WHAT YOU ARE ASKED TO DO
Give every entry again, word for word and in full.

PROVIDED RECORDS
BEGIN

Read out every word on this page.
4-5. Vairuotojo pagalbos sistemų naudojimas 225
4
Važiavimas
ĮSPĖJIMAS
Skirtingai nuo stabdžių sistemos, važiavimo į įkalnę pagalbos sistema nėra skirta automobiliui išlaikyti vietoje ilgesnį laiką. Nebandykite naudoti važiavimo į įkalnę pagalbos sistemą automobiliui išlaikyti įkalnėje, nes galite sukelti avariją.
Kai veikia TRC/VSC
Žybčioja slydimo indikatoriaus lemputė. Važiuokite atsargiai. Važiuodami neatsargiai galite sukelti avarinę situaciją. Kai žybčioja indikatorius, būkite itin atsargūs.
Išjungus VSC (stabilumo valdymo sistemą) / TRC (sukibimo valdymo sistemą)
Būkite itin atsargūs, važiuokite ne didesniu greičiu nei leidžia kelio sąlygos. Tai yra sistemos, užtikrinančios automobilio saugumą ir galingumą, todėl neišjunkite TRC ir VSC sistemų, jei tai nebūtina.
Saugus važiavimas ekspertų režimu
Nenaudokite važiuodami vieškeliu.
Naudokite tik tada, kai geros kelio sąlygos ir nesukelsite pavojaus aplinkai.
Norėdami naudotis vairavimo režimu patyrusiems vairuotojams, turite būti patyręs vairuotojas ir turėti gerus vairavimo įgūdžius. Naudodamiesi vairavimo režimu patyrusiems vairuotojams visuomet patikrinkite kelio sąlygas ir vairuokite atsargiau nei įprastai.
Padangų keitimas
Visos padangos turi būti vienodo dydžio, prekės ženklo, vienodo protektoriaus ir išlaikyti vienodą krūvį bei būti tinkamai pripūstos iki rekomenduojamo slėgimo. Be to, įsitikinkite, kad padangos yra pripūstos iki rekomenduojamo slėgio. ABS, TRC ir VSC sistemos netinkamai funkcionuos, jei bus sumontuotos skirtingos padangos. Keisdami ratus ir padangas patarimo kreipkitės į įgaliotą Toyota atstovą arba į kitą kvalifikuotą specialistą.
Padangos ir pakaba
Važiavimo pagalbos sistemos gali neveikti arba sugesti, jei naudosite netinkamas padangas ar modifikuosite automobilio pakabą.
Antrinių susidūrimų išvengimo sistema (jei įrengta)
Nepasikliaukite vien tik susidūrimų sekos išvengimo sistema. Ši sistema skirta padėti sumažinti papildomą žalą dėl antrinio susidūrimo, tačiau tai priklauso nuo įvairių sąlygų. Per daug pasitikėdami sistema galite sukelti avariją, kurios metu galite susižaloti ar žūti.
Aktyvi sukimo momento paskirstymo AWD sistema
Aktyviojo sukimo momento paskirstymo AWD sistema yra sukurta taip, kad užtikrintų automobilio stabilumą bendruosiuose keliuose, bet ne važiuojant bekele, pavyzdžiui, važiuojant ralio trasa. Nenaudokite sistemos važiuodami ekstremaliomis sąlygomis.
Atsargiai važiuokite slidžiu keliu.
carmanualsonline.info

END

FULL SOLUTION
Read out every word on this page.
4-5. Vairuotojo pagalbos sistemų naudojimas 225
4
Važiavimas
ĮSPĖJIMAS
Skirtingai nuo stabdžių sistemos, važiavimo į įkalnę pagalbos sistema nėra skirta automobiliui išlaikyti vietoje ilgesnį laiką. Nebandykite naudoti važiavimo į įkalnę pagalbos sistemą automobiliui išlaikyti įkalnėje, nes galite sukelti avariją.
Kai veikia TRC/VSC
Žybčioja slydimo indikatoriaus lemputė. Važiuokite atsargiai. Važiuodami neatsargiai galite sukelti avarinę situaciją. Kai žybčioja indikatorius, būkite itin atsargūs.
Išjungus VSC (stabilumo valdymo sistemą) / TRC (sukibimo valdymo sistemą)
Būkite itin atsargūs, važiuokite ne didesniu greičiu nei leidžia kelio sąlygos. Tai yra sistemos, užtikrinančios automobilio saugumą ir galingumą, todėl neišjunkite TRC ir VSC sistemų, jei tai nebūtina.
Saugus važiavimas ekspertų režimu
Nenaudokite važiuodami vieškeliu.
Naudokite tik tada, kai geros kelio sąlygos ir nesukelsite pavojaus aplinkai.
Norėdami naudotis vairavimo režimu patyrusiems vairuotojams, turite būti patyręs vairuotojas ir turėti gerus vairavimo įgūdžius. Naudodamiesi vairavimo režimu patyrusiems vairuotojams visuomet patikrinkite kelio sąlygas ir vairuokite atsargiau nei įprastai.
Padangų keitimas
Visos padangos turi būti vienodo dydžio, prekės ženklo, vienodo protektoriaus ir išlaikyti vienodą krūvį bei būti tinkamai pripūstos iki rekomenduojamo slėgimo. Be to, įsitikinkite, kad padangos yra pripūstos iki rekomenduojamo slėgio. ABS, TRC ir VSC sistemos netinkamai funkcionuos, jei bus sumontuotos skirtingos padangos. Keisdami ratus ir padangas patarimo kreipkitės į įgaliotą Toyota atstovą arba į kitą kvalifikuotą specialistą.
Padangos ir pakaba
Važiavimo pagalbos sistemos gali neveikti arba sugesti, jei naudosite netinkamas padangas ar modifikuosite automobilio pakabą.
Antrinių susidūrimų išvengimo sistema (jei įrengta)
Nepasikliaukite vien tik susidūrimų sekos išvengimo sistema. Ši sistema skirta padėti sumažinti papildomą žalą dėl antrinio susidūrimo, tačiau tai priklauso nuo įvairių sąlygų. Per daug pasitikėdami sistema galite sukelti avariją, kurios metu galite susižaloti ar žūti.
Aktyvi sukimo momento paskirstymo AWD sistema
Aktyviojo sukimo momento paskirstymo AWD sistema yra sukurta taip, kad užtikrintų automobilio stabilumą bendruosiuose keliuose, bet ne važiuojant bekele, pavyzdžiui, važiuojant ralio trasa. Nenaudokite sistemos važiuodami ekstremaliomis sąlygomis.
Atsargiai važiuokite slidžiu keliu.
carmanualsonline.info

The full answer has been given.